- _YOUR ASSIGNMENT_
Can you reproduce the data beneath, keeping every line exact?

━━━ EXERCISE INPUTS

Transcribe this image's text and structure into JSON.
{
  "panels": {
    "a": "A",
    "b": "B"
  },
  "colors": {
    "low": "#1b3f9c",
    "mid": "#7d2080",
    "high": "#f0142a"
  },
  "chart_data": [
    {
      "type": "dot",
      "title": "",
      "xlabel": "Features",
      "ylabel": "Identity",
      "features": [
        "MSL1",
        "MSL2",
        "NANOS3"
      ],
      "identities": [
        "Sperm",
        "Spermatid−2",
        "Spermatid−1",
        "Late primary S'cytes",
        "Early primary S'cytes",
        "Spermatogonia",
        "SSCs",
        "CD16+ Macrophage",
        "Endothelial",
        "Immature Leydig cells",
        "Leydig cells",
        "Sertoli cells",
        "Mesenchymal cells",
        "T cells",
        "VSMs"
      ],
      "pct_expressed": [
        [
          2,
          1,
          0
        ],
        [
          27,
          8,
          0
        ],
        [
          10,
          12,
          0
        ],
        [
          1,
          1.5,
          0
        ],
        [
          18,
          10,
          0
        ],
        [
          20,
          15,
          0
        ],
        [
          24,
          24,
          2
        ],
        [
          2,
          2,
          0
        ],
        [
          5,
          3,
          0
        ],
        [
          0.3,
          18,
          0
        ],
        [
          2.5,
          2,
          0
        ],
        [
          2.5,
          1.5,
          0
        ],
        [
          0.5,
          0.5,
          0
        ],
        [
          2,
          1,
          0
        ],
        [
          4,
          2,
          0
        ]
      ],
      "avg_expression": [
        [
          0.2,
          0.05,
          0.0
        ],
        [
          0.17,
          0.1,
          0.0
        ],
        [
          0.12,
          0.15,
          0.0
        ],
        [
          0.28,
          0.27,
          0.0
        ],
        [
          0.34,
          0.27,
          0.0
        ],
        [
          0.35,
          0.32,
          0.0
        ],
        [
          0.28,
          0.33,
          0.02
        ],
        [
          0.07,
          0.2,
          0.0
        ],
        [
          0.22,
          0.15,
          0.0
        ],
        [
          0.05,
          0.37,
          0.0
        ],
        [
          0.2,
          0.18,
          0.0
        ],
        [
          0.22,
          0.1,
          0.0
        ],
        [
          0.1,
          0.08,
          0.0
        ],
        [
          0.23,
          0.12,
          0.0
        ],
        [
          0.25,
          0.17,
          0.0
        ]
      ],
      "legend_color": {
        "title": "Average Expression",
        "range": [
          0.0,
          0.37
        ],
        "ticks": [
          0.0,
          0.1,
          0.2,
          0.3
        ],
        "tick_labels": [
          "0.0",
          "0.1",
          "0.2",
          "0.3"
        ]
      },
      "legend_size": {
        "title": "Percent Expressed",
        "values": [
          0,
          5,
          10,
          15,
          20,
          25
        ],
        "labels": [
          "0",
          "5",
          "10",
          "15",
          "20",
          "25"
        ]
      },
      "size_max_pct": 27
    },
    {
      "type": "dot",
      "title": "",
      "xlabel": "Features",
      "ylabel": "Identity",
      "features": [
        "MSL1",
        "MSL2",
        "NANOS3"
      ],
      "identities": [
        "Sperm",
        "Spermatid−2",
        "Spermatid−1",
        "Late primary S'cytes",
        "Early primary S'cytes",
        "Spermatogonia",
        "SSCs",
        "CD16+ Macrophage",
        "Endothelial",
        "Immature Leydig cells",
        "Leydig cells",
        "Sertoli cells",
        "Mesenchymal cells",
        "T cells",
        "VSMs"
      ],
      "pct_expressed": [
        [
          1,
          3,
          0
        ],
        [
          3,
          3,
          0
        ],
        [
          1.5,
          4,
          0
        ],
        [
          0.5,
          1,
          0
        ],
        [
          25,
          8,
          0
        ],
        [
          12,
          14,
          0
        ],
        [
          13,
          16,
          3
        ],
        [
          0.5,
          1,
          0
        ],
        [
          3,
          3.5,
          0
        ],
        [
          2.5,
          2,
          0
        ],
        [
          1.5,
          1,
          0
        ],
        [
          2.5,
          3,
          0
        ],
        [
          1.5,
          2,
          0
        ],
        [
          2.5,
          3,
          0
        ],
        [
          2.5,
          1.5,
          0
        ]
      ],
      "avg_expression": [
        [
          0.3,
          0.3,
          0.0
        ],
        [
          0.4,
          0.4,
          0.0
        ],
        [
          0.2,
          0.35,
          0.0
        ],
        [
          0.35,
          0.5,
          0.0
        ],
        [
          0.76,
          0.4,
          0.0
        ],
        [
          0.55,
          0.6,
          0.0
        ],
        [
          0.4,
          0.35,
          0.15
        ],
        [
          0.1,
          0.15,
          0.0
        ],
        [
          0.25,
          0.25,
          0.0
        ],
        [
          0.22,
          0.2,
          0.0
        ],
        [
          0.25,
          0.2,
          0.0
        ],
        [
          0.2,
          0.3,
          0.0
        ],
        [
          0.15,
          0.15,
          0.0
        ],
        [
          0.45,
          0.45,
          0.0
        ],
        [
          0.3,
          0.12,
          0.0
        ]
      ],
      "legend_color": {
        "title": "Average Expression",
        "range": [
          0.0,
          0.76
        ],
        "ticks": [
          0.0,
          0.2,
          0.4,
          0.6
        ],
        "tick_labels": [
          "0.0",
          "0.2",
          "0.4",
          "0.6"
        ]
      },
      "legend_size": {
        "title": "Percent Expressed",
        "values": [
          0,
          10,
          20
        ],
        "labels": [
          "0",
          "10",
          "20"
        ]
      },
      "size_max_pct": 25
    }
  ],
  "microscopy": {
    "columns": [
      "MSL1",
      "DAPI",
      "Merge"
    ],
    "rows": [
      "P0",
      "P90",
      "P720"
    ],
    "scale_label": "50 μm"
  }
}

━━━━━━

- _OUTPUT_
Transcribe this image's text and structure into JSON.
{
  "panels": {
    "a": "A",
    "b": "B"
  },
  "colors": {
    "low": "#1b3f9c",
    "mid": "#7d2080",
    "high": "#f0142a"
  },
  "chart_data": [
    {
      "type": "dot",
      "title": "",
      "xlabel": "Features",
      "ylabel": "Identity",
      "features": [
        "MSL1",
        "MSL2",
        "NANOS3"
      ],
      "identities": [
        "Sperm",
        "Spermatid−2",
        "Spermatid−1",
        "Late primary S'cytes",
        "Early primary S'cytes",
        "Spermatogonia",
        "SSCs",
        "CD16+ Macrophage",
        "Endothelial",
        "Immature Leydig cells",
        "Leydig cells",
        "Sertoli cells",
        "Mesenchymal cells",
        "T cells",
        "VSMs"
      ],
      "pct_expressed": [
        [
          2,
          1,
          0
        ],
        [
          27,
          8,
          0
        ],
        [
          10,
          12,
          0
        ],
        [
          1,
          1.5,
          0
        ],
        [
          18,
          10,
          0
        ],
        [
          20,
          15,
          0
        ],
        [
          24,
          24,
          2
        ],
        [
          2,
          2,
          0
        ],
        [
          5,
          3,
          0
        ],
        [
          0.3,
          18,
          0
        ],
        [
          2.5,
          2,
          0
        ],
        [
          2.5,
          1.5,
          0
        ],
        [
          0.5,
          0.5,
          0
        ],
        [
          2,
          1,
          0
        ],
        [
          4,
          2,
          0
        ]
      ],
      "avg_expression": [
        [
          0.2,
          0.05,
          0.0
        ],
        [
          0.17,
          0.1,
          0.0
        ],
        [
          0.12,
          0.15,
          0.0
        ],
        [
          0.28,
          0.27,
          0.0
        ],
        [
          0.34,
          0.27,
          0.0
        ],
        [
          0.35,
          0.32,
          0.0
        ],
        [
          0.28,
          0.33,
          0.02
        ],
        [
          0.07,
          0.2,
          0.0
        ],
        [
          0.22,
          0.15,
          0.0
        ],
        [
          0.05,
          0.37,
          0.0
        ],
        [
          0.2,
          0.18,
          0.0
        ],
        [
          0.22,
          0.1,
          0.0
        ],
        [
          0.1,
          0.08,
          0.0
        ],
        [
          0.23,
          0.12,
          0.0
        ],
        [
          0.25,
          0.17,
          0.0
        ]
      ],
      "legend_color": {
        "title": "Average Expression",
        "range": [
          0.0,
          0.37
        ],
        "ticks": [
          0.0,
          0.1,
          0.2,
          0.3
        ],
        "tick_labels": [
          "0.0",
          "0.1",
          "0.2",
          "0.3"
        ]
      },
      "legend_size": {
        "title": "Percent Expressed",
        "values": [
          0,
          5,
          10,
          15,
          20,
          25
        ],
        "labels": [
          "0",
          "5",
          "10",
          "15",
          "20",
          "25"
        ]
      },
      "size_max_pct": 27
    },
    {
      "type": "dot",
      "title": "",
      "xlabel": "Features",
      "ylabel": "Identity",
      "features": [
        "MSL1",
        "MSL2",
        "NANOS3"
      ],
      "identities": [
        "Sperm",
        "Spermatid−2",
        "Spermatid−1",
        "Late primary S'cytes",
        "Early primary S'cytes",
        "Spermatogonia",
        "SSCs",
        "CD16+ Macrophage",
        "Endothelial",
        "Immature Leydig cells",
        "Leydig cells",
        "Sertoli cells",
        "Mesenchymal cells",
        "T cells",
        "VSMs"
      ],
      "pct_expressed": [
        [
          1,
          3,
          0
        ],
        [
          3,
          3,
          0
        ],
        [
          1.5,
          4,
          0
        ],
        [
          0.5,
          1,
          0
        ],
        [
          25,
          8,
          0
        ],
        [
          12,
          14,
          0
        ],
        [
          13,
          16,
          3
        ],
        [
          0.5,
          1,
          0
        ],
        [
          3,
          3.5,
          0
        ],
        [
          2.5,
          2,
          0
        ],
        [
          1.5,
          1,
          0
        ],
        [
          2.5,
          3,
          0
        ],
        [
          1.5,
          2,
          0
        ],
        [
          2.5,
          3,
          0
        ],
        [
          2.5,
          1.5,
          0
        ]
      ],
      "avg_expression": [
        [
          0.3,
          0.3,
          0.0
        ],
        [
          0.4,
          0.4,
          0.0
        ],
        [
          0.2,
          0.35,
          0.0
        ],
        [
          0.35,
          0.5,
          0.0
        ],
        [
          0.76,
          0.4,
          0.0
        ],
        [
          0.55,
          0.6,
          0.0
        ],
        [
          0.4,
          0.35,
          0.15
        ],
        [
          0.1,
          0.15,
          0.0
        ],
        [
          0.25,
          0.25,
          0.0
        ],
        [
          0.22,
          0.2,
          0.0
        ],
        [
          0.25,
          0.2,
          0.0
        ],
        [
          0.2,
          0.3,
          0.0
        ],
        [
          0.15,
          0.15,
          0.0
        ],
        [
          0.45,
          0.45,
          0.0
        ],
        [
          0.3,
          0.12,
          0.0
        ]
      ],
      "legend_color": {
        "title": "Average Expression",
        "range": [
          0.0,
          0.76
        ],
        "ticks": [
          0.0,
          0.2,
          0.4,
          0.6
        ],
        "tick_labels": [
          "0.0",
          "0.2",
          "0.4",
          "0.6"
        ]
      },
      "legend_size": {
        "title": "Percent Expressed",
        "values": [
          0,
          10,
          20
        ],
        "labels": [
          "0",
          "10",
          "20"
        ]
      },
      "size_max_pct": 25
    }
  ],
  "microscopy": {
    "columns": [
      "MSL1",
      "DAPI",
      "Merge"
    ],
    "rows": [
      "P0",
      "P90",
      "P720"
    ],
    "scale_label": "50 μm"
  }
}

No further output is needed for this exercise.